* TEXT SHOWN

+-------+

Magic Lantern Slides offer a Peek into Comfortable Middle Class Edwardian Life at 'The Laurels', Hornsey

I recently came across a marvellous set of late nineteenth and early twentieth century magic lantern slides. They show a slice of life inside the Laurels in Hornsey. I've found mention of a Laurels in Tottenham Lane through a record of their selling a parcel of land to the Great Northern Railway Company.

Enjoy.







The map snippet below  from the 1893 Ordnance Survey shows the location of the house.

The house was also shown on the 1869 map. By the early 20th century, it was being encroached on by the new electricity works next door (1938 OS below).

It seems to have survived until shortly after the war when the house was demolished and the land was taken over by the electricity company (1955 OS below). 

The occupant of The Laurels for much of the last part of its life, and at the time the photos were taken was one Edward Charles Cornish. Born on 8th July 1845 to parents James and Sarah Cornish, Edward grew up above his father's bookselling business at 297 High Holborn, just to the west of Chancery Lane. By the time of 1851 census, his younger brother, James, his 18 year old cousin Thomas and two servants were also living at 297.

James Snr died in 1873 and Edward took over the business together with his brothers James and Alfred. They ran it as James Cornish & Sons up to 1912 from the same High Holborn premises. 

By the time of 1881 census, Edward was 35. He was living at 1 Florence Villa, Bounds Green Road, apparently still a bachelor and described as a bookseller. Before the end of the decade he had moved into The Laurels.

+-------+

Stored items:
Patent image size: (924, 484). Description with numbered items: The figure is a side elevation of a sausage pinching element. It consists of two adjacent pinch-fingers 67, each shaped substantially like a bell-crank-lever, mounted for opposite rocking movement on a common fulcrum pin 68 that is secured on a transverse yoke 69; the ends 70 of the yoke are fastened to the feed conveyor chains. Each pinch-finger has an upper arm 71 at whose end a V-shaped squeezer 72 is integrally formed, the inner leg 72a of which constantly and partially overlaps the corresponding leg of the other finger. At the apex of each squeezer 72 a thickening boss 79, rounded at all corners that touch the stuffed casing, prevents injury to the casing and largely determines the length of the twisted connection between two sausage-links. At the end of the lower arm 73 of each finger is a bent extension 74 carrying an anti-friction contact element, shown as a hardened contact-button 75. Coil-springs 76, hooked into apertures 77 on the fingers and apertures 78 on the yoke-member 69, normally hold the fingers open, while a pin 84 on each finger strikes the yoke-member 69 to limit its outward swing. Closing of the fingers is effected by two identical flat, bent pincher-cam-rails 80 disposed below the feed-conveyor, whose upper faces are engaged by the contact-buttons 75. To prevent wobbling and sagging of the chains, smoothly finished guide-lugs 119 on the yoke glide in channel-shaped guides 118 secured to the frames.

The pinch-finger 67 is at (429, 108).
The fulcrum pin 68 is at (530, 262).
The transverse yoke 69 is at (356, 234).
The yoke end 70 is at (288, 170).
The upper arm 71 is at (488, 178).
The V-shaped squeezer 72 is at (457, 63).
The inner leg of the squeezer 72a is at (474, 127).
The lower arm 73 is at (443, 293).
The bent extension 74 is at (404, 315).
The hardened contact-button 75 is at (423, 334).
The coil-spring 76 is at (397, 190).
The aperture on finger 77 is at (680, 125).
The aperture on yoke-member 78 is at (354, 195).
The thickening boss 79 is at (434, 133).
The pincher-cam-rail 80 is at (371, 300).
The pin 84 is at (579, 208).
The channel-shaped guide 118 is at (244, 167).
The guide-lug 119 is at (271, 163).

+-------+

* AIM 1
Reproduce the passage of the text about The Laurels in Hornsey from "The house was also" up to and including "(1938 OS below).".
* AIM 2
Write out the records from their first line up to and including the line with "The coil-spring 76 is at (397, 190).", swapping "sausage" for "dough" and keeping everything else the same. Give only those lines.

* CORRECT ANSWER 1
The house was also shown on the 1869 map. By the early 20th century, it was being encroached on by the new electricity works next door (1938 OS below).

* CORRECT ANSWER 2
Patent image size: (924, 484). Description with numbered items: The figure is a side elevation of a dough pinching element. It consists of two adjacent pinch-fingers 67, each shaped substantially like a bell-crank-lever, mounted for opposite rocking movement on a common fulcrum pin 68 that is secured on a transverse yoke 69; the ends 70 of the yoke are fastened to the feed conveyor chains. Each pinch-finger has an upper arm 71 at whose end a V-shaped squeezer 72 is integrally formed, the inner leg 72a of which constantly and partially overlaps the corresponding leg of the other finger. At the apex of each squeezer 72 a thickening boss 79, rounded at all corners that touch the stuffed casing, prevents injury to the casing and largely determines the length of the twisted connection between two dough-links. At the end of the lower arm 73 of each finger is a bent extension 74 carrying an anti-friction contact element, shown as a hardened contact-button 75. Coil-springs 76, hooked into apertures 77 on the fingers and apertures 78 on the yoke-member 69, normally hold the fingers open, while a pin 84 on each finger strikes the yoke-member 69 to limit its outward swing. Closing of the fingers is effected by two identical flat, bent pincher-cam-rails 80 disposed below the feed-conveyor, whose upper faces are engaged by the contact-buttons 75. To prevent wobbling and sagging of the chains, smoothly finished guide-lugs 119 on the yoke glide in channel-shaped guides 118 secured to the frames.

The pinch-finger 67 is at (429, 108).
The fulcrum pin 68 is at (530, 262).
The transverse yoke 69 is at (356, 234).
The yoke end 70 is at (288, 170).
The upper arm 71 is at (488, 178).
The V-shaped squeezer 72 is at (457, 63).
The inner leg of the squeezer 72a is at (474, 127).
The lower arm 73 is at (443, 293).
The bent extension 74 is at (404, 315).
The hardened contact-button 75 is at (423, 334).
The coil-spring 76 is at (397, 190).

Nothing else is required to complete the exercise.